Tasks:
A: Decide whether each statement below agrees with the passage on the first anniversary of the health care law. Answer yes or no for each, and quote the deciding words of the passage exactly. (i) The op-ed by the GOP leaders appeared in The Cincinnati Enquirer. (ii) The op-ed claimed that up to 80 percent of all American businesses will be forced to change their coverage. (iii) Mitch McConnell and John Boehner co-authored the column.
B: Proceed with the passage on the first anniversary of the health care law, continuing from its final sentence.

Text passage:
--------------------------------

March 23 marked the one-year anniversary of President Barack Obama's signing of the Patient Protection and Affordable Care Act.
A handful of Democrats recognized the occasion by hosting events and press conferences lauding the impact of Obamacare. However, GOP leaders reaffirmed their intentions to repeal the law in an op-ed for The Cincinnati Enquirer. Co-authored by Senate Minority Leader Mitch McConnell (R-Ky.) and House Speaker John Boehner (R-Ohio), their column claimed that the President's healthcare legislation is full of "broken promises."
The op-ed stated that as many as 80 percent of small businesses will be expected to change their healthcare coverage plans in order to comply with the law. In addition, up to 69 percent of all American businesses will be forced to change their coverage. This contradicts an original promise made by Democratic lawmakers, who said that "if you like your plan, you can keep your plan," Boehner and McConnell wrote.

--------------------------------

Data extract:
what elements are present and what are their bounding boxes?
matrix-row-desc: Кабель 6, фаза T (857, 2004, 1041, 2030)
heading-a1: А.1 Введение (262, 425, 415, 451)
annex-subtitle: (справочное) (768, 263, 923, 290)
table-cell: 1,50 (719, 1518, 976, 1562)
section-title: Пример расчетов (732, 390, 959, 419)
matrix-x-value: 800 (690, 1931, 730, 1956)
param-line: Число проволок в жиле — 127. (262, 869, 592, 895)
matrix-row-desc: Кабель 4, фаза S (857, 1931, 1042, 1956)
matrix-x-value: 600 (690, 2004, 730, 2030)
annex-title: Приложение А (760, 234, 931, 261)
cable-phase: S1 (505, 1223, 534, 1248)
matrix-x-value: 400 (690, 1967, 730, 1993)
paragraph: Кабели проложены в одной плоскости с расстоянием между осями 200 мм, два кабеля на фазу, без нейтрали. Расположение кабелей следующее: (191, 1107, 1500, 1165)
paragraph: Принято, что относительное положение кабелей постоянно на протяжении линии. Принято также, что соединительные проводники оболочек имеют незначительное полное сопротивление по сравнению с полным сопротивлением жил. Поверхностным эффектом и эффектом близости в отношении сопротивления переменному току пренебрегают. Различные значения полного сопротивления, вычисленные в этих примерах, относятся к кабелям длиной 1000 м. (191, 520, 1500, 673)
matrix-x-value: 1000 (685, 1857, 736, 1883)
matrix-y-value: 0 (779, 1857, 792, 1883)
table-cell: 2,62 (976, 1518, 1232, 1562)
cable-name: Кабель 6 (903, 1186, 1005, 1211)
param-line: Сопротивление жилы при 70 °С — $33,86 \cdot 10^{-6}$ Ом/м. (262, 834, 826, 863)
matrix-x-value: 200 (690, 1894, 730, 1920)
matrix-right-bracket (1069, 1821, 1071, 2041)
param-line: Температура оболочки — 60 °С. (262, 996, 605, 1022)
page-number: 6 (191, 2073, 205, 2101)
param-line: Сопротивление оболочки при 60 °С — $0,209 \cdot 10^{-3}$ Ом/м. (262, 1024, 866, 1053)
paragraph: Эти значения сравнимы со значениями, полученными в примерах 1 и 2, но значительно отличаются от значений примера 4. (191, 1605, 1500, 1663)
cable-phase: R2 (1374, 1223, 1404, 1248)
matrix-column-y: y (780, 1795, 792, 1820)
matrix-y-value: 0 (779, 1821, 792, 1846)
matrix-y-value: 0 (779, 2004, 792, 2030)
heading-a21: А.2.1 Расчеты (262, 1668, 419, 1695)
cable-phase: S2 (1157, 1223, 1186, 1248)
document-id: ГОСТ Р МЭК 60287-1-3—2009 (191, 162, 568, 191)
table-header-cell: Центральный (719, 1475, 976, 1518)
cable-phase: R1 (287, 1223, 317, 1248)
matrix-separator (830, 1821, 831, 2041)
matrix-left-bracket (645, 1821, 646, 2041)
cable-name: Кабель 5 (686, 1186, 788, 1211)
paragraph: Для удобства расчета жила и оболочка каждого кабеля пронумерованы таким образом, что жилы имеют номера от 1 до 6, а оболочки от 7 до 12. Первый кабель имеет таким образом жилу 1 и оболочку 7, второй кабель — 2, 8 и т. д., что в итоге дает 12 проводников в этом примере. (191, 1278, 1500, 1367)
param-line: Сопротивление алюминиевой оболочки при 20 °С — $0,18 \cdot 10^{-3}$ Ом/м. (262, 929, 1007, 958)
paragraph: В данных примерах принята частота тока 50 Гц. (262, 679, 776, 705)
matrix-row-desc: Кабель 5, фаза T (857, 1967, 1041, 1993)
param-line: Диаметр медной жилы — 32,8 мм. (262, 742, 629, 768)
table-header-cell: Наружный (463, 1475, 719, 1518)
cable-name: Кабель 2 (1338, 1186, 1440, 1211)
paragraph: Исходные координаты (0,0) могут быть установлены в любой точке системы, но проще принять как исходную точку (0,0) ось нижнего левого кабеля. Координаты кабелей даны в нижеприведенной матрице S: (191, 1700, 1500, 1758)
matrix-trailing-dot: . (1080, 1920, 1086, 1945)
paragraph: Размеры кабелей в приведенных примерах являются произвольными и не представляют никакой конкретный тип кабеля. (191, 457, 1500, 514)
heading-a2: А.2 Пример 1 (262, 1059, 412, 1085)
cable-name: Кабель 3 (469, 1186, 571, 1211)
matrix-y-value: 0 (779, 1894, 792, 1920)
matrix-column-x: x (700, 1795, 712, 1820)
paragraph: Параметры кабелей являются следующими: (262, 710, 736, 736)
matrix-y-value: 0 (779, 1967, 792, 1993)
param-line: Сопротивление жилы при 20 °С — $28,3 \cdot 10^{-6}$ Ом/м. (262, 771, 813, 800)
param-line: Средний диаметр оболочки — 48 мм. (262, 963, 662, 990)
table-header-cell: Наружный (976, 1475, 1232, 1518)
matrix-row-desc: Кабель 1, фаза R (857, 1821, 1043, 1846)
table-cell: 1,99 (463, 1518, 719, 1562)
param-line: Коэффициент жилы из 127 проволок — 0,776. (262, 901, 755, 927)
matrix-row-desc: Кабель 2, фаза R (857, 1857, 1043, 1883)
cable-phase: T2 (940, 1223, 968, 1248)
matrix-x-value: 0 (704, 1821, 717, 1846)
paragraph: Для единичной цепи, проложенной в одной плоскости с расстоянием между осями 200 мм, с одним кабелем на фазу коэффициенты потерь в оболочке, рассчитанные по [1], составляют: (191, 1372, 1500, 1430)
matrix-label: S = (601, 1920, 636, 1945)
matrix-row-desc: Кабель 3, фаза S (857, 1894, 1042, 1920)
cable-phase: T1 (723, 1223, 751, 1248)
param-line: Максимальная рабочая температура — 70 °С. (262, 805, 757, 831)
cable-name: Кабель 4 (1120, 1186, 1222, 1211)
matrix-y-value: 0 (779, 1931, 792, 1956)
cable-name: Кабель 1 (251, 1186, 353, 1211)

--------------------------------

Answers in order:
A:
(i) Yes: "GOP leaders reaffirmed their intentions to repeal the law in an op-ed for The Cincinnati Enquirer."
(ii) No: "up to 69 percent of all American businesses will be forced to change their coverage."
(iii) Yes: "Co-authored by Senate Minority Leader Mitch McConnell (R-Ky.) and House Speaker John Boehner (R-Ohio)"

B:
"This all adds up to more costs and burdens for employers and small businesses in the middle of a tough economy, at a time when we need to end the uncertainty and help them begin hiring again," they added.
According to the Congressional Budget Office, Obamacare will result in the loss of more than 800,000 jobs and will increase Federal healthcare spending by about half a trillion dollars over the next decade.
Public support for the healthcare reform has faded in the year since Obama approved the law. The latest Kaiser Health Tracking Poll shows that 46 percent of Americans oppose it, compared to 42 percent who support it, FOX News reported. Shortly after it passed in 2010, approximately 46 percent of respondents favored it and 40 percent did not.